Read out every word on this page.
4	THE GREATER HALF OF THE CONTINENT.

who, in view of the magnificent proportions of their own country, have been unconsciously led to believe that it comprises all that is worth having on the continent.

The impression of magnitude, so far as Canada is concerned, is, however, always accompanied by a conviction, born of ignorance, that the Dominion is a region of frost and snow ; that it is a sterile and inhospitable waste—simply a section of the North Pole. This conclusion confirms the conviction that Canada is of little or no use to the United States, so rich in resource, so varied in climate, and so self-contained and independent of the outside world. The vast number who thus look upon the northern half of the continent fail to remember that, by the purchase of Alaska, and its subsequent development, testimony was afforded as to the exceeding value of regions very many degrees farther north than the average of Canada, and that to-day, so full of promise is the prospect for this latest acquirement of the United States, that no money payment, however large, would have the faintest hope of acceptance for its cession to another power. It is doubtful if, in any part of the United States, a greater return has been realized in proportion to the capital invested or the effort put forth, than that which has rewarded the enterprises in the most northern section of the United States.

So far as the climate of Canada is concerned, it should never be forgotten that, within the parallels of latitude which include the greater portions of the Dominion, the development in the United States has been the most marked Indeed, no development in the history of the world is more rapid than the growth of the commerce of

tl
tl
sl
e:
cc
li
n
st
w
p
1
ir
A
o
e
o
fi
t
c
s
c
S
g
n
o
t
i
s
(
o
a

--

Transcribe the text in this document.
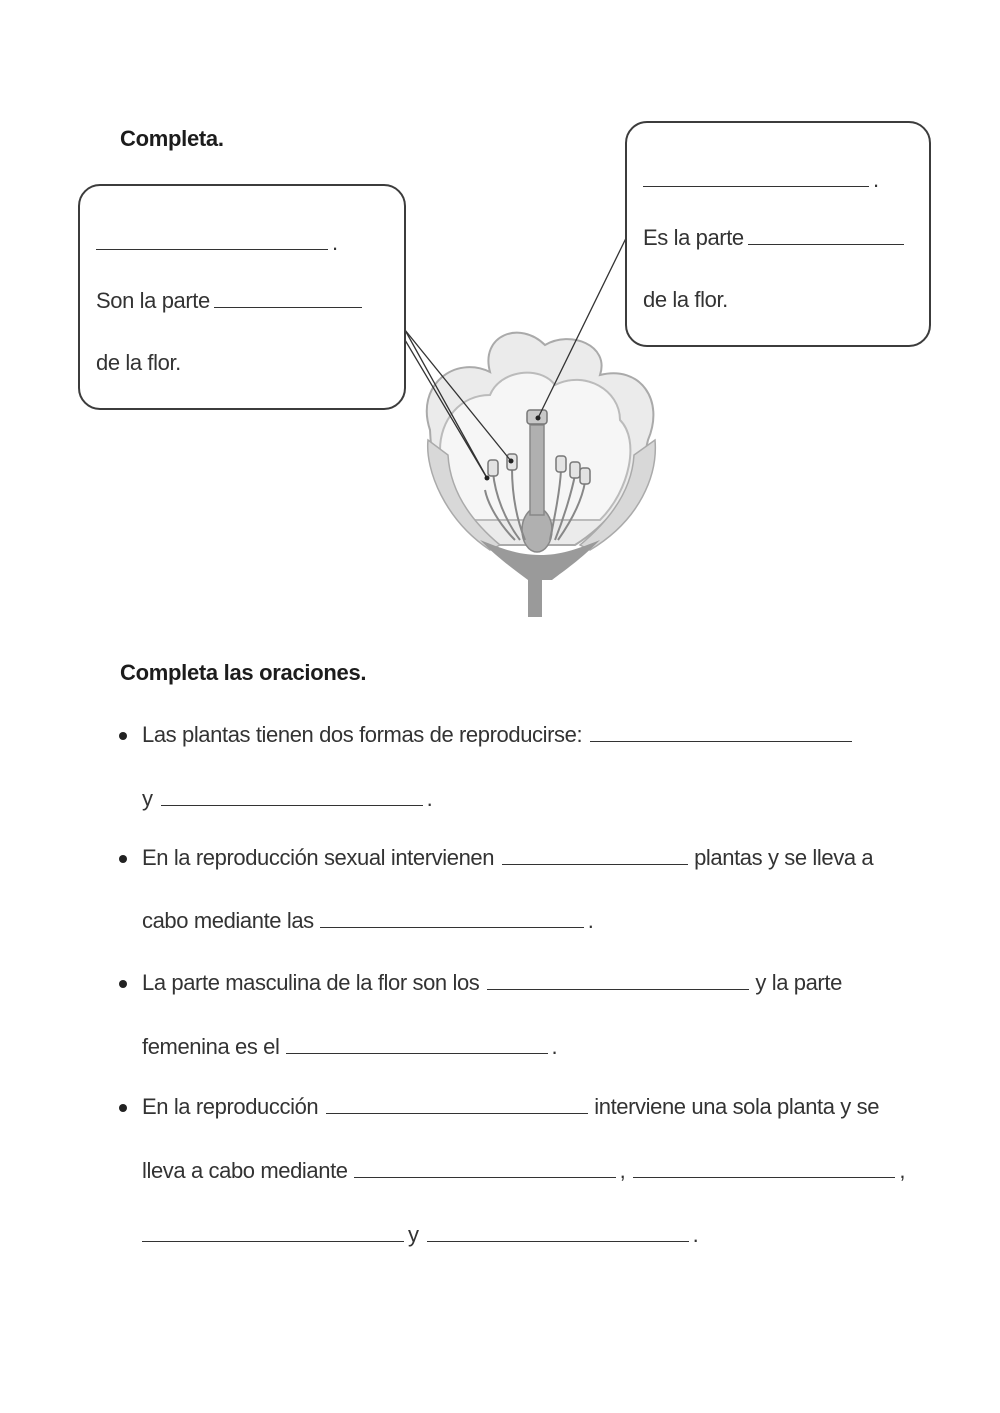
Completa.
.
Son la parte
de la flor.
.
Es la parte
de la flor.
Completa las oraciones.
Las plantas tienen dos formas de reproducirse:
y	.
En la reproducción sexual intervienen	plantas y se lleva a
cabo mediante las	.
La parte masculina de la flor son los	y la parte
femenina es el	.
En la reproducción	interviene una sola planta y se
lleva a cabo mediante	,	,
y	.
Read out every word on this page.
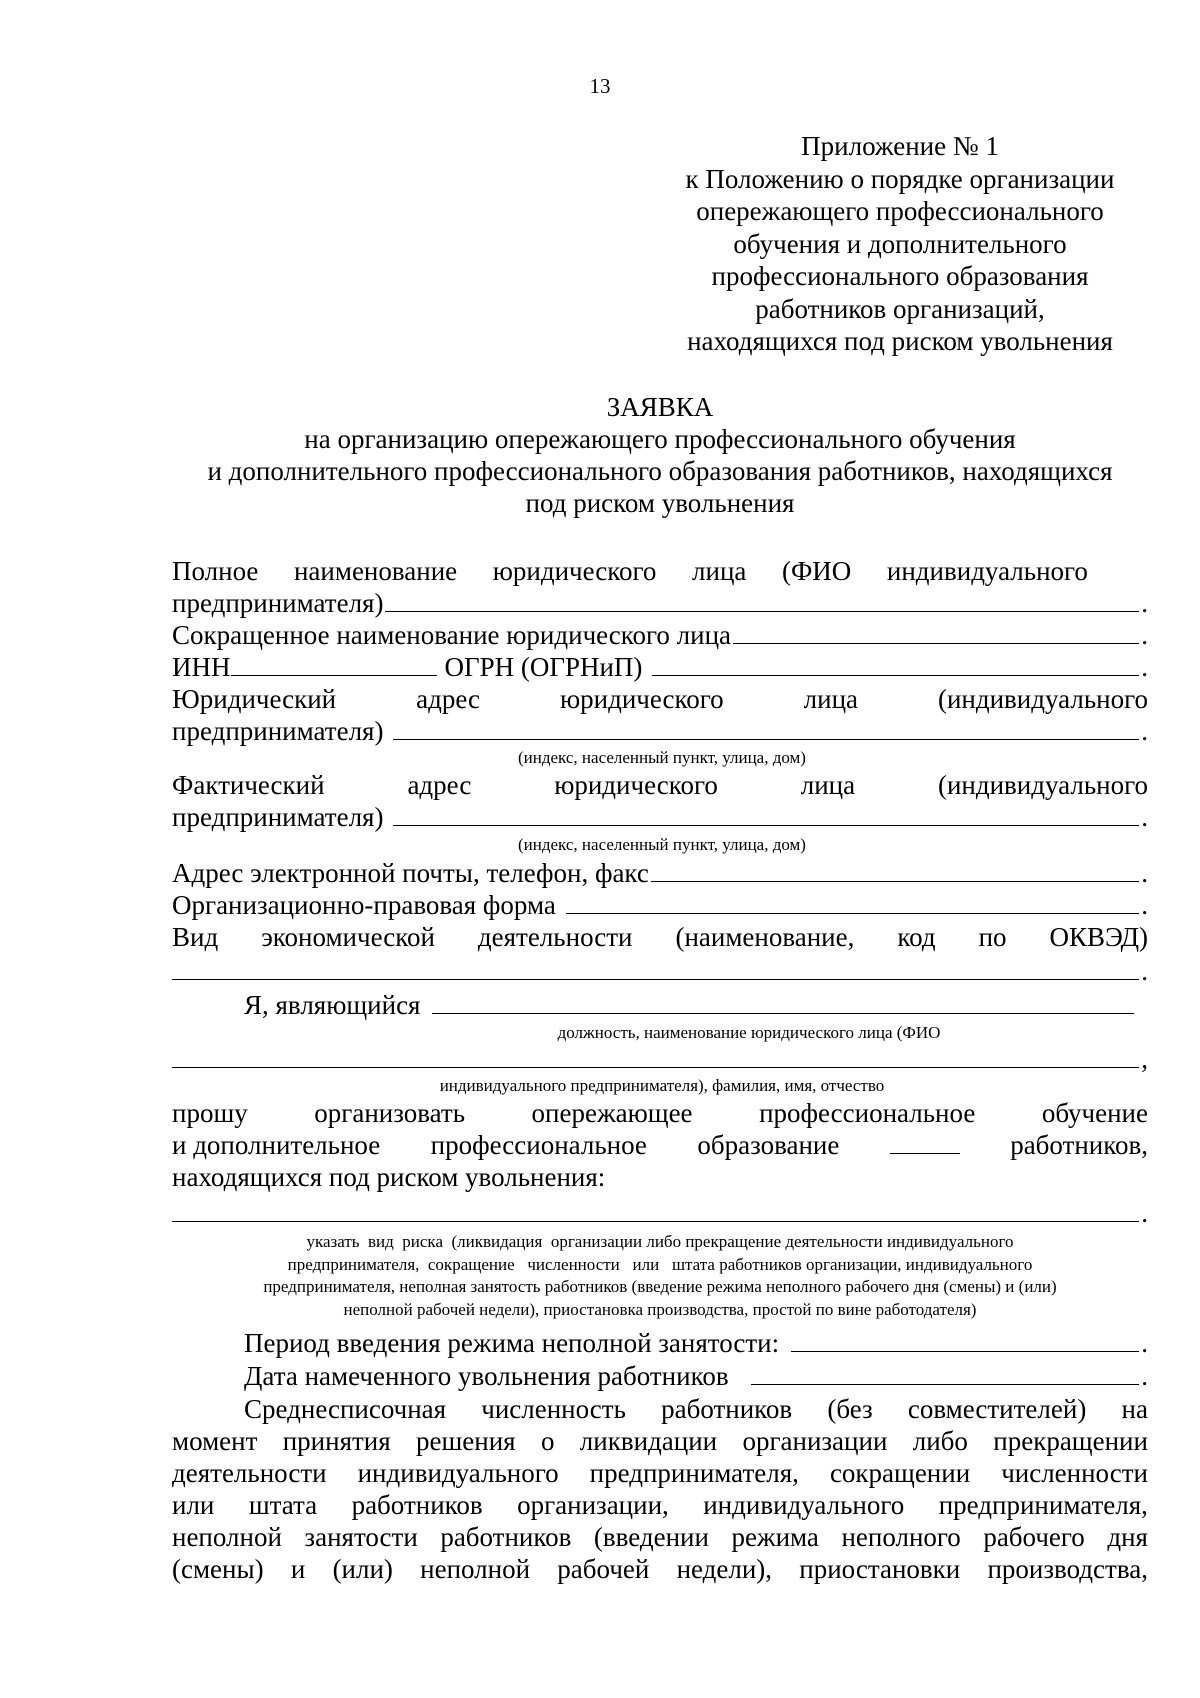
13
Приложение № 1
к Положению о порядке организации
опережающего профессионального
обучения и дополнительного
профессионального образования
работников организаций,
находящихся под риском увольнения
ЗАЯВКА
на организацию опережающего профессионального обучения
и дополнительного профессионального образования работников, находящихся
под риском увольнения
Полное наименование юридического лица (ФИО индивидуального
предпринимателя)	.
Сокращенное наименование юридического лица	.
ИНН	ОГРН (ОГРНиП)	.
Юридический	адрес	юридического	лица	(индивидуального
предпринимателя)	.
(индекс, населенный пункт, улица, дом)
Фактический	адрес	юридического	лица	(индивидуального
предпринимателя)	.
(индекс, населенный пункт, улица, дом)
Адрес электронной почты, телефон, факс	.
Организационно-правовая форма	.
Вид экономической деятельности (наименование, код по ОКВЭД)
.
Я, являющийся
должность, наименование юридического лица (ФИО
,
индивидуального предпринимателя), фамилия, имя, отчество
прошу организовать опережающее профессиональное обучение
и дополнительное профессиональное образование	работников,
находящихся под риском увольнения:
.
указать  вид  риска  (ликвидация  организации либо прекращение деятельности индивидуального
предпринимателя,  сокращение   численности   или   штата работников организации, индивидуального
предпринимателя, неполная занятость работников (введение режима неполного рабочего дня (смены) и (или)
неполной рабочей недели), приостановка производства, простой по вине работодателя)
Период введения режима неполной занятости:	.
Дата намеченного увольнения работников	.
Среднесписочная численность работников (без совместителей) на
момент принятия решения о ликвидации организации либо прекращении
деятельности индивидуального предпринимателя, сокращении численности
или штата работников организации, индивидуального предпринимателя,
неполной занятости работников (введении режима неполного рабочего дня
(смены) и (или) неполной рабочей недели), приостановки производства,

* * *

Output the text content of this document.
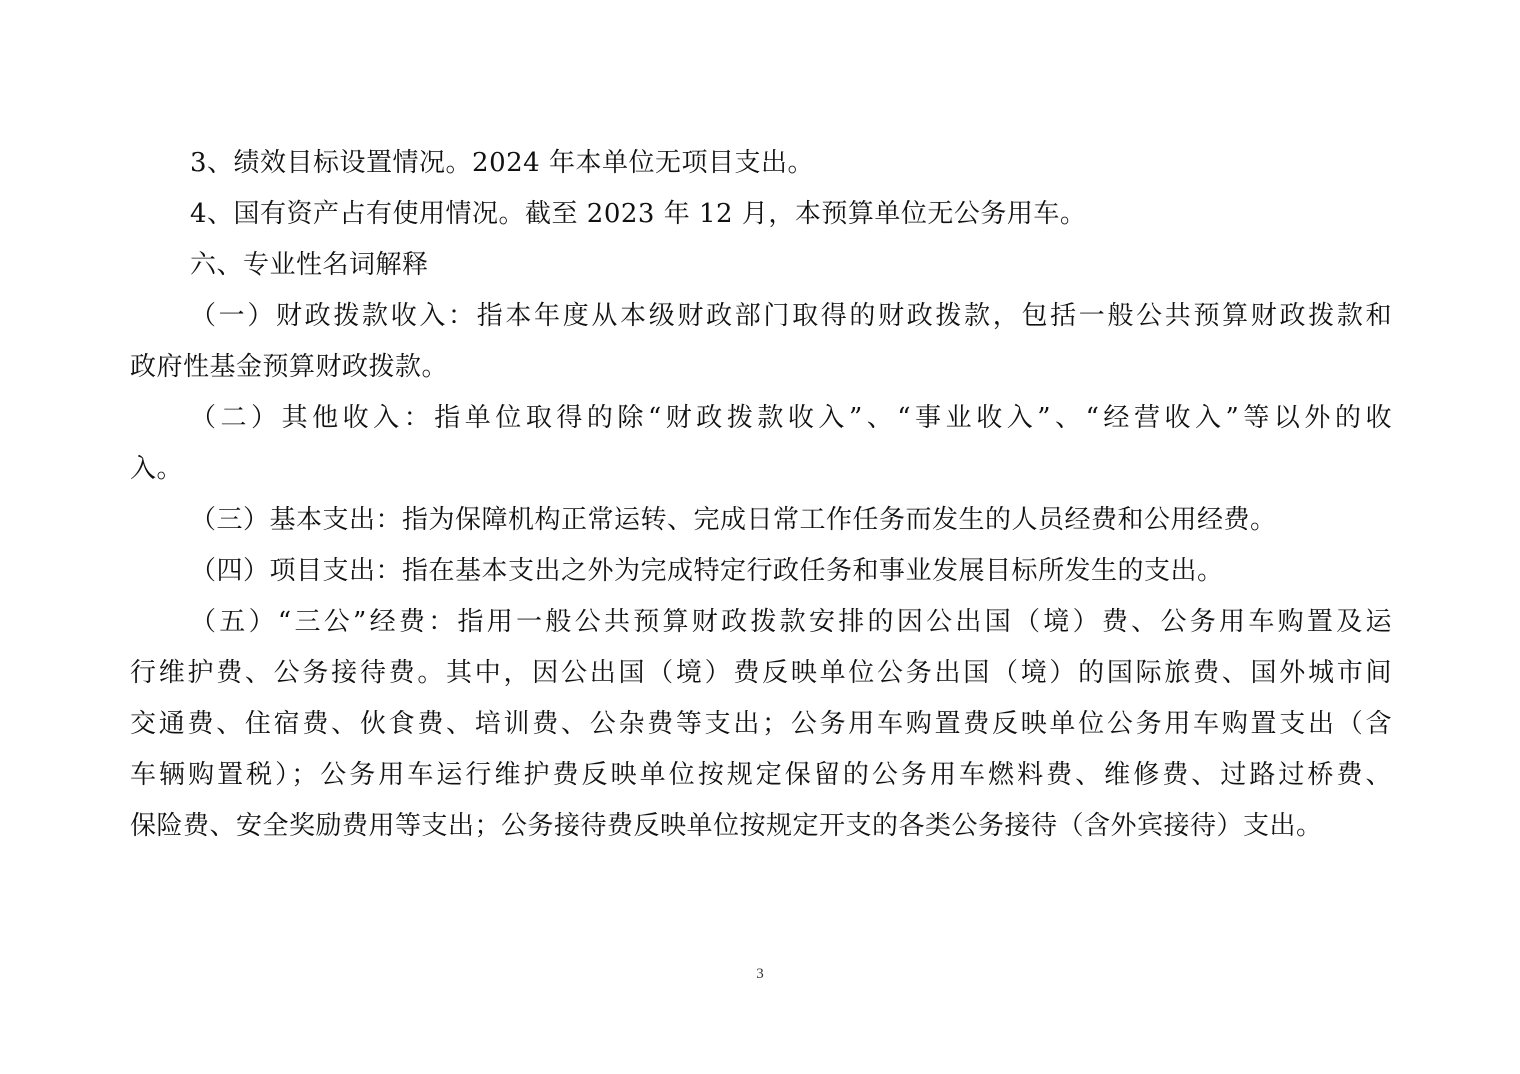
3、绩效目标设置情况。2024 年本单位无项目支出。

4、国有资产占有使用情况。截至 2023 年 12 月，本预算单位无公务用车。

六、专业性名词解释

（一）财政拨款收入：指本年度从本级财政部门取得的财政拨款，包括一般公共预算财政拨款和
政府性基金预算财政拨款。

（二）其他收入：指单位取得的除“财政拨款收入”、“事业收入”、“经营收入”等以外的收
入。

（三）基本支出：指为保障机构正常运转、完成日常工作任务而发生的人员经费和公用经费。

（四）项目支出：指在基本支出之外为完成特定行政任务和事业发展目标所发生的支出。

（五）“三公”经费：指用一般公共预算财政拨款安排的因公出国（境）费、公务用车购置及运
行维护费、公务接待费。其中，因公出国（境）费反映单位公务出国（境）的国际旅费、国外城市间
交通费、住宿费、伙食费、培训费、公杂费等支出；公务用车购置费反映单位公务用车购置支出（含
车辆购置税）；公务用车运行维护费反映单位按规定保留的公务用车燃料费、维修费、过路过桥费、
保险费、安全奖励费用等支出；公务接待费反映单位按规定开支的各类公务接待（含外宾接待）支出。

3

■ TASK STATEMENT:
Compute the number of lines above that contain the string "обучения". Reply with that value only.

■ RESPONSE:
2